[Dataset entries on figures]
________________________________________
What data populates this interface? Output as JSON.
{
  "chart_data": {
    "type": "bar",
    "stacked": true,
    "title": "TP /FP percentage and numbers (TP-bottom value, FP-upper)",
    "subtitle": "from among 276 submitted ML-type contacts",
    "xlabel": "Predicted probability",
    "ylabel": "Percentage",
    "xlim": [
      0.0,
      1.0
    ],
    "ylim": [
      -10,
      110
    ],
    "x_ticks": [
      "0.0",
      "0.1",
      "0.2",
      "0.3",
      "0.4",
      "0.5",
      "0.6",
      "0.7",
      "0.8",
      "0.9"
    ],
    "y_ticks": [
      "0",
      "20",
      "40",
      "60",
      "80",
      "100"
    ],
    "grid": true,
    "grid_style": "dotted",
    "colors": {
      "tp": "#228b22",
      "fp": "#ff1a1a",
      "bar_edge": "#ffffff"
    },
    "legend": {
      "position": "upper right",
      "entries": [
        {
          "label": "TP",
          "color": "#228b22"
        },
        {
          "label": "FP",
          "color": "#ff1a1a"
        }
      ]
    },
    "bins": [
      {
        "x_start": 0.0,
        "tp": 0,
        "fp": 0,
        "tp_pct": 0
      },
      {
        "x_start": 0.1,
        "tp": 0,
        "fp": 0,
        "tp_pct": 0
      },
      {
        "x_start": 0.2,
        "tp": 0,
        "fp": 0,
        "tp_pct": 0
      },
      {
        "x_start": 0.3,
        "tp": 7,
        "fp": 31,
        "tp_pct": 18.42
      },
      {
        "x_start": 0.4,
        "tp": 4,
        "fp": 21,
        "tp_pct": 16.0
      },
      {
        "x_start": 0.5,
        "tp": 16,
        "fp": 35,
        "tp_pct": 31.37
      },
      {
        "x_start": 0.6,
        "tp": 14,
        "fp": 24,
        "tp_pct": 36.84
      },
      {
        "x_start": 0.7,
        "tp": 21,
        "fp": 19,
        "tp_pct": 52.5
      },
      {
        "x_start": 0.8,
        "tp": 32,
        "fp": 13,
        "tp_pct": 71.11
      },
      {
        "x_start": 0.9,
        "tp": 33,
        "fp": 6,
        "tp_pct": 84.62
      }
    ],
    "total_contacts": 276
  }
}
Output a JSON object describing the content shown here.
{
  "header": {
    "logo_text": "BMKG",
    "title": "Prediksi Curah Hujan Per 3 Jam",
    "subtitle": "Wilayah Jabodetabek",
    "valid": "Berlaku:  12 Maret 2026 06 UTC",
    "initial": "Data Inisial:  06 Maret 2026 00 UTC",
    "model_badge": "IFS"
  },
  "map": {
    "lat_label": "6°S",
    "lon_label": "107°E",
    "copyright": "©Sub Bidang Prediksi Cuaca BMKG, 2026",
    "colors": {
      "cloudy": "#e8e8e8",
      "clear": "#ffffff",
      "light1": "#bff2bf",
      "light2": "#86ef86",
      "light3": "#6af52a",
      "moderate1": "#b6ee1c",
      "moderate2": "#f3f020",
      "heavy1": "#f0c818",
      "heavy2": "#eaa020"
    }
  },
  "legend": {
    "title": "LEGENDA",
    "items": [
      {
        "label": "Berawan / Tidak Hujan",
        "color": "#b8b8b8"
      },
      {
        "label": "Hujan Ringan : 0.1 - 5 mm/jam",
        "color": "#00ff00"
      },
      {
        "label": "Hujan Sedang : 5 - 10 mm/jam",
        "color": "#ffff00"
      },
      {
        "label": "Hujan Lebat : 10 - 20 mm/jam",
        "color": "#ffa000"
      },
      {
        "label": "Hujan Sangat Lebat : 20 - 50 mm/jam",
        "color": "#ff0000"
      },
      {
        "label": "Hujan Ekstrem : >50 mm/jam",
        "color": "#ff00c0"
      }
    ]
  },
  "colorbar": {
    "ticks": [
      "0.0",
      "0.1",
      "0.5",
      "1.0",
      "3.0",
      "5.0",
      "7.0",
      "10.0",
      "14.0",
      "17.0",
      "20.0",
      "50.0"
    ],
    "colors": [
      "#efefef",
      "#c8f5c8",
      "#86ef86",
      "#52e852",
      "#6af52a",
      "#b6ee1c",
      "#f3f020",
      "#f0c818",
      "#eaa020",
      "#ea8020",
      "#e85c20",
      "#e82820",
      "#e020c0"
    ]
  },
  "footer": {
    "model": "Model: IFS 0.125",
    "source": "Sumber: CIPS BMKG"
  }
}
________________________________________
Give the listing again, word for word.

Expected answer ::
What data populates this interface? Output as JSON.
{
  "chart_data": {
    "type": "bar",
    "stacked": true,
    "title": "TP /FP percentage and numbers (TP-bottom value, FP-upper)",
    "subtitle": "from among 276 submitted ML-type contacts",
    "xlabel": "Predicted probability",
    "ylabel": "Percentage",
    "xlim": [
      0.0,
      1.0
    ],
    "ylim": [
      -10,
      110
    ],
    "x_ticks": [
      "0.0",
      "0.1",
      "0.2",
      "0.3",
      "0.4",
      "0.5",
      "0.6",
      "0.7",
      "0.8",
      "0.9"
    ],
    "y_ticks": [
      "0",
      "20",
      "40",
      "60",
      "80",
      "100"
    ],
    "grid": true,
    "grid_style": "dotted",
    "colors": {
      "tp": "#228b22",
      "fp": "#ff1a1a",
      "bar_edge": "#ffffff"
    },
    "legend": {
      "position": "upper right",
      "entries": [
        {
          "label": "TP",
          "color": "#228b22"
        },
        {
          "label": "FP",
          "color": "#ff1a1a"
        }
      ]
    },
    "bins": [
      {
        "x_start": 0.0,
        "tp": 0,
        "fp": 0,
        "tp_pct": 0
      },
      {
        "x_start": 0.1,
        "tp": 0,
        "fp": 0,
        "tp_pct": 0
      },
      {
        "x_start": 0.2,
        "tp": 0,
        "fp": 0,
        "tp_pct": 0
      },
      {
        "x_start": 0.3,
        "tp": 7,
        "fp": 31,
        "tp_pct": 18.42
      },
      {
        "x_start": 0.4,
        "tp": 4,
        "fp": 21,
        "tp_pct": 16.0
      },
      {
        "x_start": 0.5,
        "tp": 16,
        "fp": 35,
        "tp_pct": 31.37
      },
      {
        "x_start": 0.6,
        "tp": 14,
        "fp": 24,
        "tp_pct": 36.84
      },
      {
        "x_start": 0.7,
        "tp": 21,
        "fp": 19,
        "tp_pct": 52.5
      },
      {
        "x_start": 0.8,
        "tp": 32,
        "fp": 13,
        "tp_pct": 71.11
      },
      {
        "x_start": 0.9,
        "tp": 33,
        "fp": 6,
        "tp_pct": 84.62
      }
    ],
    "total_contacts": 276
  }
}
Output a JSON object describing the content shown here.
{
  "header": {
    "logo_text": "BMKG",
    "title": "Prediksi Curah Hujan Per 3 Jam",
    "subtitle": "Wilayah Jabodetabek",
    "valid": "Berlaku:  12 Maret 2026 06 UTC",
    "initial": "Data Inisial:  06 Maret 2026 00 UTC",
    "model_badge": "IFS"
  },
  "map": {
    "lat_label": "6°S",
    "lon_label": "107°E",
    "copyright": "©Sub Bidang Prediksi Cuaca BMKG, 2026",
    "colors": {
      "cloudy": "#e8e8e8",
      "clear": "#ffffff",
      "light1": "#bff2bf",
      "light2": "#86ef86",
      "light3": "#6af52a",
      "moderate1": "#b6ee1c",
      "moderate2": "#f3f020",
      "heavy1": "#f0c818",
      "heavy2": "#eaa020"
    }
  },
  "legend": {
    "title": "LEGENDA",
    "items": [
      {
        "label": "Berawan / Tidak Hujan",
        "color": "#b8b8b8"
      },
      {
        "label": "Hujan Ringan : 0.1 - 5 mm/jam",
        "color": "#00ff00"
      },
      {
        "label": "Hujan Sedang : 5 - 10 mm/jam",
        "color": "#ffff00"
      },
      {
        "label": "Hujan Lebat : 10 - 20 mm/jam",
        "color": "#ffa000"
      },
      {
        "label": "Hujan Sangat Lebat : 20 - 50 mm/jam",
        "color": "#ff0000"
      },
      {
        "label": "Hujan Ekstrem : >50 mm/jam",
        "color": "#ff00c0"
      }
    ]
  },
  "colorbar": {
    "ticks": [
      "0.0",
      "0.1",
      "0.5",
      "1.0",
      "3.0",
      "5.0",
      "7.0",
      "10.0",
      "14.0",
      "17.0",
      "20.0",
      "50.0"
    ],
    "colors": [
      "#efefef",
      "#c8f5c8",
      "#86ef86",
      "#52e852",
      "#6af52a",
      "#b6ee1c",
      "#f3f020",
      "#f0c818",
      "#eaa020",
      "#ea8020",
      "#e85c20",
      "#e82820",
      "#e020c0"
    ]
  },
  "footer": {
    "model": "Model: IFS 0.125",
    "source": "Sumber: CIPS BMKG"
  }
}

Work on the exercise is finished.